*WHAT YOU SHOULD DO:*
Retype each record below word for word. Leave the pictures out.

*RECORDS FOR THIS EXERCISE:*
──────

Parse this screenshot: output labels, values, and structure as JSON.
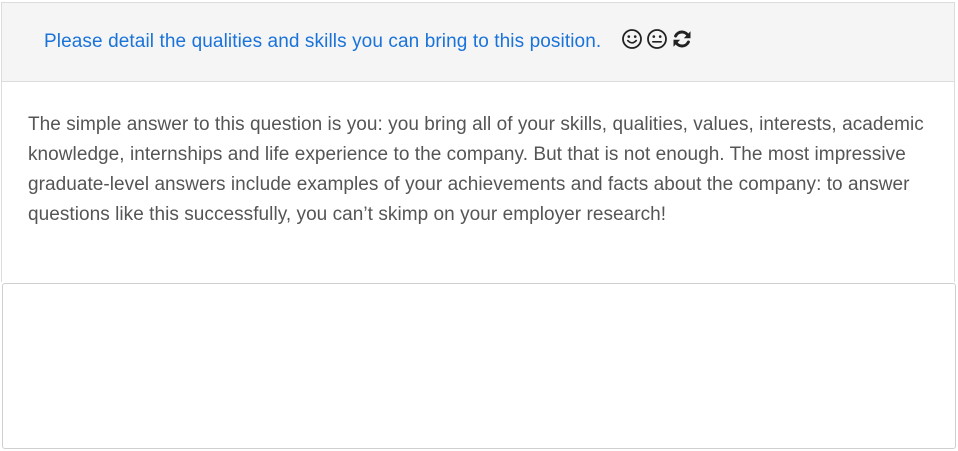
{
  "question": {
    "text": "Please detail the qualities and skills you can bring to this position."
  },
  "icons": {
    "happy": "smiley-face-icon",
    "neutral": "neutral-face-icon",
    "refresh": "refresh-icon"
  },
  "answer": {
    "text": "The simple answer to this question is you: you bring all of your skills, qualities, values, interests, academic knowledge, internships and life experience to the company. But that is not enough. The most impressive graduate-level answers include examples of your achievements and facts about the company: to answer questions like this successfully, you can’t skimp on your employer research!"
  },
  "response": {
    "value": "",
    "placeholder": ""
  },
  "colors": {
    "question": "#1a73d9",
    "header_bg": "#f5f5f5",
    "body_text": "#555555"
  }
}
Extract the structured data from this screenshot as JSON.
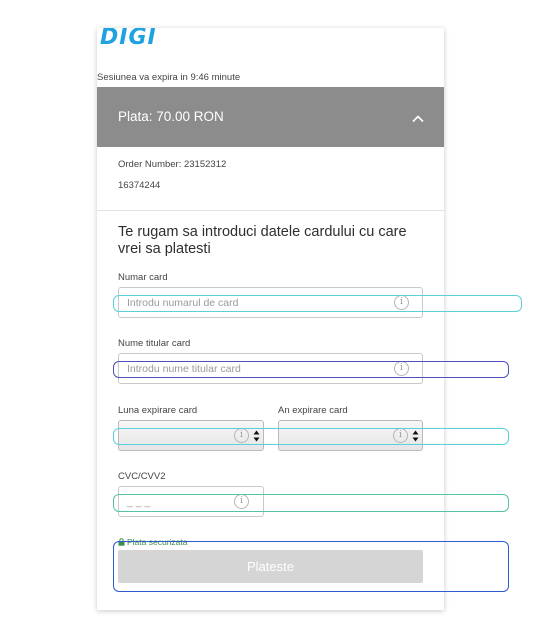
{
  "brand": {
    "logo_text": "DIGI",
    "color": "#1fa2e0"
  },
  "session": {
    "text": "Sesiunea va expira in 9:46 minute"
  },
  "payment": {
    "title": "Plata: 70.00 RON",
    "toggle_icon": "chevron-up-icon"
  },
  "order": {
    "number_line": "Order Number: 23152312",
    "second_line": "16374244"
  },
  "form": {
    "heading": "Te rugam sa introduci datele cardului cu care vrei sa platesti",
    "card_number": {
      "label": "Numar card",
      "placeholder": "Introdu numarul de card",
      "info_icon": "info-icon"
    },
    "holder_name": {
      "label": "Nume titular card",
      "placeholder": "Introdu nume titular card",
      "info_icon": "info-icon"
    },
    "exp_month": {
      "label": "Luna expirare card",
      "value": ""
    },
    "exp_year": {
      "label": "An expirare card",
      "value": ""
    },
    "cvc": {
      "label": "CVC/CVV2",
      "placeholder": "_ _ _"
    },
    "info_glyph": "i"
  },
  "secure": {
    "text": "Plata securizata",
    "icon": "lock-icon",
    "color": "#3f8b4c"
  },
  "submit": {
    "label": "Plateste",
    "color": "#d5d5d5"
  }
}
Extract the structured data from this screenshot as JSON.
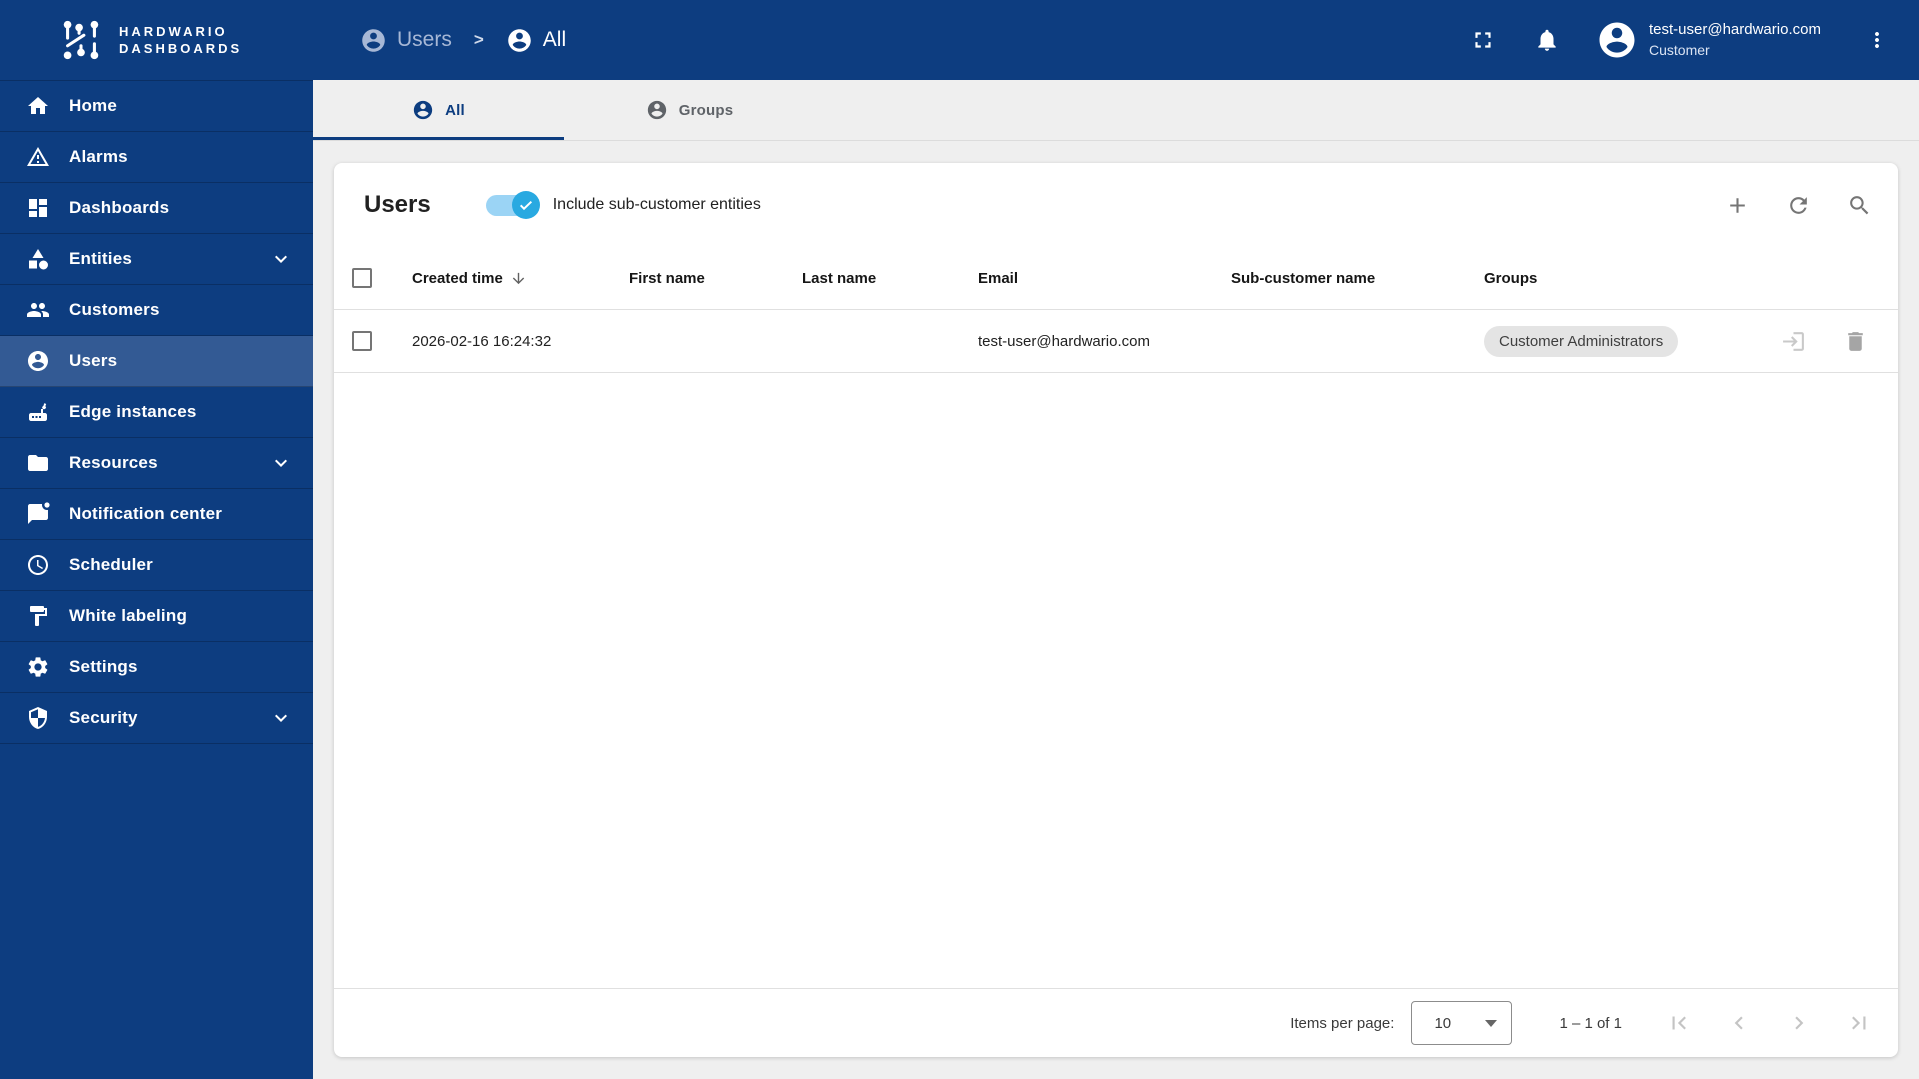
{
  "logo": {
    "line1": "HARDWARIO",
    "line2": "DASHBOARDS"
  },
  "breadcrumb": {
    "parent": "Users",
    "separator": ">",
    "current": "All"
  },
  "topbar": {
    "user_email": "test-user@hardwario.com",
    "user_role": "Customer",
    "icons": [
      "fullscreen-icon",
      "notifications-bell-icon",
      "avatar-icon",
      "more-vertical-icon"
    ]
  },
  "sidebar": {
    "items": [
      {
        "label": "Home",
        "icon": "home-icon",
        "selected": false,
        "expandable": false
      },
      {
        "label": "Alarms",
        "icon": "warning-triangle-icon",
        "selected": false,
        "expandable": false
      },
      {
        "label": "Dashboards",
        "icon": "dashboard-grid-icon",
        "selected": false,
        "expandable": false
      },
      {
        "label": "Entities",
        "icon": "category-shapes-icon",
        "selected": false,
        "expandable": true
      },
      {
        "label": "Customers",
        "icon": "people-icon",
        "selected": false,
        "expandable": false
      },
      {
        "label": "Users",
        "icon": "account-circle-icon",
        "selected": true,
        "expandable": false
      },
      {
        "label": "Edge instances",
        "icon": "router-icon",
        "selected": false,
        "expandable": false
      },
      {
        "label": "Resources",
        "icon": "folder-icon",
        "selected": false,
        "expandable": true
      },
      {
        "label": "Notification center",
        "icon": "chat-unread-icon",
        "selected": false,
        "expandable": false
      },
      {
        "label": "Scheduler",
        "icon": "clock-icon",
        "selected": false,
        "expandable": false
      },
      {
        "label": "White labeling",
        "icon": "format-paint-icon",
        "selected": false,
        "expandable": false
      },
      {
        "label": "Settings",
        "icon": "gear-icon",
        "selected": false,
        "expandable": false
      },
      {
        "label": "Security",
        "icon": "shield-icon",
        "selected": false,
        "expandable": true
      }
    ]
  },
  "tabs": [
    {
      "label": "All",
      "icon": "account-circle-icon",
      "active": true
    },
    {
      "label": "Groups",
      "icon": "account-circle-icon",
      "active": false
    }
  ],
  "card": {
    "title": "Users",
    "toggle_label": "Include sub-customer entities",
    "toggle_on": true,
    "toolbar_icons": [
      "add-plus-icon",
      "refresh-icon",
      "search-icon"
    ]
  },
  "table": {
    "columns": [
      "Created time",
      "First name",
      "Last name",
      "Email",
      "Sub-customer name",
      "Groups"
    ],
    "sorted_column": "Created time",
    "sort_direction": "desc",
    "rows": [
      {
        "created_time": "2026-02-16 16:24:32",
        "first_name": "",
        "last_name": "",
        "email": "test-user@hardwario.com",
        "sub_customer_name": "",
        "groups": [
          "Customer Administrators"
        ],
        "row_actions": [
          "login-as-user-icon",
          "delete-trash-icon"
        ]
      }
    ]
  },
  "pagination": {
    "items_per_page_label": "Items per page:",
    "page_size": "10",
    "range_label": "1 – 1 of 1",
    "nav_icons": [
      "first-page-icon",
      "previous-page-icon",
      "next-page-icon",
      "last-page-icon"
    ]
  },
  "colors": {
    "navy": "#0d3d80",
    "sidebar_selected": "#335a94",
    "toggle_thumb": "#29a9e1",
    "toggle_track": "#9bd4f5",
    "content_bg": "#efefef",
    "chip_bg": "#e4e4e4"
  }
}
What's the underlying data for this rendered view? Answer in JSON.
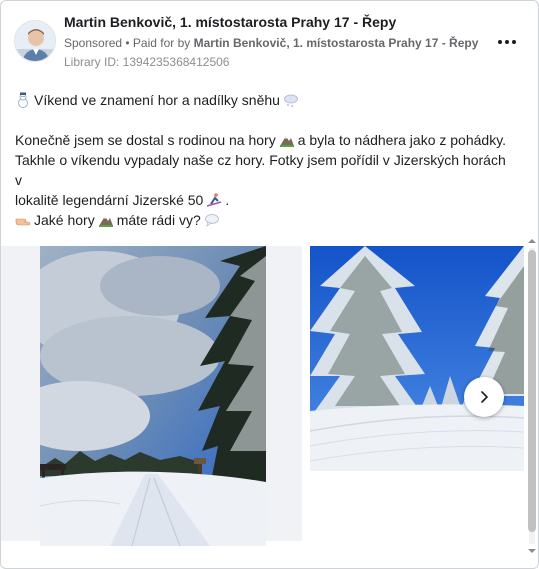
{
  "post": {
    "author": "Martin Benkovič, 1. místostarosta Prahy 17 - Řepy",
    "sponsored": "Sponsored",
    "separator": " • ",
    "paid_for_prefix": "Paid for by ",
    "paid_for_name": "Martin Benkovič, 1. místostarosta Prahy 17 - Řepy",
    "library_id": "Library ID: 1394235368412506"
  },
  "body": {
    "line1": "Víkend ve znamení hor a nadílky sněhu",
    "para2_a": "Konečně jsem se dostal s rodinou na hory",
    "para2_b": "a byla to nádhera jako z pohádky.",
    "para2_line2": "Takhle o víkendu vypadaly naše cz hory. Fotky jsem pořídil v Jizerských horách v",
    "para2_line3": "lokalitě legendární Jizerské 50",
    "para2_line3_end": ".",
    "line4_a": "Jaké hory",
    "line4_b": "máte rádi vy?"
  },
  "icons": {
    "menu": "more-horizontal-icon",
    "next": "chevron-right-icon",
    "emoji_1": "snowman-emoji",
    "emoji_2": "cloud-snow-emoji",
    "emoji_3": "mountain-emoji",
    "emoji_4": "skier-emoji",
    "emoji_5": "pointing-hand-emoji",
    "emoji_6": "speech-bubble-emoji"
  },
  "colors": {
    "text": "#1c1e21",
    "secondary": "#65676b",
    "sky": "#2f6fd6",
    "snow": "#eef2f7"
  }
}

──────

*SOLUTION:*
Parse this screenshot: output labels, values, and structure as JSON.
{
  "question": {
    "text": "Please detail the qualities and skills you can bring to this position."
  },
  "icons": {
    "happy": "smiley-face-icon",
    "neutral": "neutral-face-icon",
    "refresh": "refresh-icon"
  },
  "answer": {
    "text": "The simple answer to this question is you: you bring all of your skills, qualities, values, interests, academic knowledge, internships and life experience to the company. But that is not enough. The most impressive graduate-level answers include examples of your achievements and facts about the company: to answer questions like this successfully, you can’t skimp on your employer research!"
  },
  "response": {
    "value": "",
    "placeholder": ""
  },
  "colors": {
    "question": "#1a73d9",
    "header_bg": "#f5f5f5",
    "body_text": "#555555"
  }
}
Extract the structured data from this screenshot as JSON.
{
  "brand": {
    "logo_text": "DIGI",
    "color": "#1fa2e0"
  },
  "session": {
    "text": "Sesiunea va expira in 9:46 minute"
  },
  "payment": {
    "title": "Plata: 70.00 RON",
    "toggle_icon": "chevron-up-icon"
  },
  "order": {
    "number_line": "Order Number: 23152312",
    "second_line": "16374244"
  },
  "form": {
    "heading": "Te rugam sa introduci datele cardului cu care vrei sa platesti",
    "card_number": {
      "label": "Numar card",
      "placeholder": "Introdu numarul de card",
      "info_icon": "info-icon"
    },
    "holder_name": {
      "label": "Nume titular card",
      "placeholder": "Introdu nume titular card",
      "info_icon": "info-icon"
    },
    "exp_month": {
      "label": "Luna expirare card",
      "value": ""
    },
    "exp_year": {
      "label": "An expirare card",
      "value": ""
    },
    "cvc": {
      "label": "CVC/CVV2",
      "placeholder": "_ _ _"
    },
    "info_glyph": "i"
  },
  "secure": {
    "text": "Plata securizata",
    "icon": "lock-icon",
    "color": "#3f8b4c"
  },
  "submit": {
    "label": "Plateste",
    "color": "#d5d5d5"
  }
}
Extract the structured data from this screenshot as JSON.
{
  "logo": {
    "line1": "HARDWARIO",
    "line2": "DASHBOARDS"
  },
  "breadcrumb": {
    "parent": "Users",
    "separator": ">",
    "current": "All"
  },
  "topbar": {
    "user_email": "test-user@hardwario.com",
    "user_role": "Customer",
    "icons": [
      "fullscreen-icon",
      "notifications-bell-icon",
      "avatar-icon",
      "more-vertical-icon"
    ]
  },
  "sidebar": {
    "items": [
      {
        "label": "Home",
        "icon": "home-icon",
        "selected": false,
        "expandable": false
      },
      {
        "label": "Alarms",
        "icon": "warning-triangle-icon",
        "selected": false,
        "expandable": false
      },
      {
        "label": "Dashboards",
        "icon": "dashboard-grid-icon",
        "selected": false,
        "expandable": false
      },
      {
        "label": "Entities",
        "icon": "category-shapes-icon",
        "selected": false,
        "expandable": true
      },
      {
        "label": "Customers",
        "icon": "people-icon",
        "selected": false,
        "expandable": false
      },
      {
        "label": "Users",
        "icon": "account-circle-icon",
        "selected": true,
        "expandable": false
      },
      {
        "label": "Edge instances",
        "icon": "router-icon",
        "selected": false,
        "expandable": false
      },
      {
        "label": "Resources",
        "icon": "folder-icon",
        "selected": false,
        "expandable": true
      },
      {
        "label": "Notification center",
        "icon": "chat-unread-icon",
        "selected": false,
        "expandable": false
      },
      {
        "label": "Scheduler",
        "icon": "clock-icon",
        "selected": false,
        "expandable": false
      },
      {
        "label": "White labeling",
        "icon": "format-paint-icon",
        "selected": false,
        "expandable": false
      },
      {
        "label": "Settings",
        "icon": "gear-icon",
        "selected": false,
        "expandable": false
      },
      {
        "label": "Security",
        "icon": "shield-icon",
        "selected": false,
        "expandable": true
      }
    ]
  },
  "tabs": [
    {
      "label": "All",
      "icon": "account-circle-icon",
      "active": true
    },
    {
      "label": "Groups",
      "icon": "account-circle-icon",
      "active": false
    }
  ],
  "card": {
    "title": "Users",
    "toggle_label": "Include sub-customer entities",
    "toggle_on": true,
    "toolbar_icons": [
      "add-plus-icon",
      "refresh-icon",
      "search-icon"
    ]
  },
  "table": {
    "columns": [
      "Created time",
      "First name",
      "Last name",
      "Email",
      "Sub-customer name",
      "Groups"
    ],
    "sorted_column": "Created time",
    "sort_direction": "desc",
    "rows": [
      {
        "created_time": "2026-02-16 16:24:32",
        "first_name": "",
        "last_name": "",
        "email": "test-user@hardwario.com",
        "sub_customer_name": "",
        "groups": [
          "Customer Administrators"
        ],
        "row_actions": [
          "login-as-user-icon",
          "delete-trash-icon"
        ]
      }
    ]
  },
  "pagination": {
    "items_per_page_label": "Items per page:",
    "page_size": "10",
    "range_label": "1 – 1 of 1",
    "nav_icons": [
      "first-page-icon",
      "previous-page-icon",
      "next-page-icon",
      "last-page-icon"
    ]
  },
  "colors": {
    "navy": "#0d3d80",
    "sidebar_selected": "#335a94",
    "toggle_thumb": "#29a9e1",
    "toggle_track": "#9bd4f5",
    "content_bg": "#efefef",
    "chip_bg": "#e4e4e4"
  }
}
What's the underlying data for this rendered view? Answer in JSON.
{
  "post": {
    "author": "Martin Benkovič, 1. místostarosta Prahy 17 - Řepy",
    "sponsored": "Sponsored",
    "separator": " • ",
    "paid_for_prefix": "Paid for by ",
    "paid_for_name": "Martin Benkovič, 1. místostarosta Prahy 17 - Řepy",
    "library_id": "Library ID: 1394235368412506"
  },
  "body": {
    "line1": "Víkend ve znamení hor a nadílky sněhu",
    "para2_a": "Konečně jsem se dostal s rodinou na hory",
    "para2_b": "a byla to nádhera jako z pohádky.",
    "para2_line2": "Takhle o víkendu vypadaly naše cz hory. Fotky jsem pořídil v Jizerských horách v",
    "para2_line3": "lokalitě legendární Jizerské 50",
    "para2_line3_end": ".",
    "line4_a": "Jaké hory",
    "line4_b": "máte rádi vy?"
  },
  "icons": {
    "menu": "more-horizontal-icon",
    "next": "chevron-right-icon",
    "emoji_1": "snowman-emoji",
    "emoji_2": "cloud-snow-emoji",
    "emoji_3": "mountain-emoji",
    "emoji_4": "skier-emoji",
    "emoji_5": "pointing-hand-emoji",
    "emoji_6": "speech-bubble-emoji"
  },
  "colors": {
    "text": "#1c1e21",
    "secondary": "#65676b",
    "sky": "#2f6fd6",
    "snow": "#eef2f7"
  }
}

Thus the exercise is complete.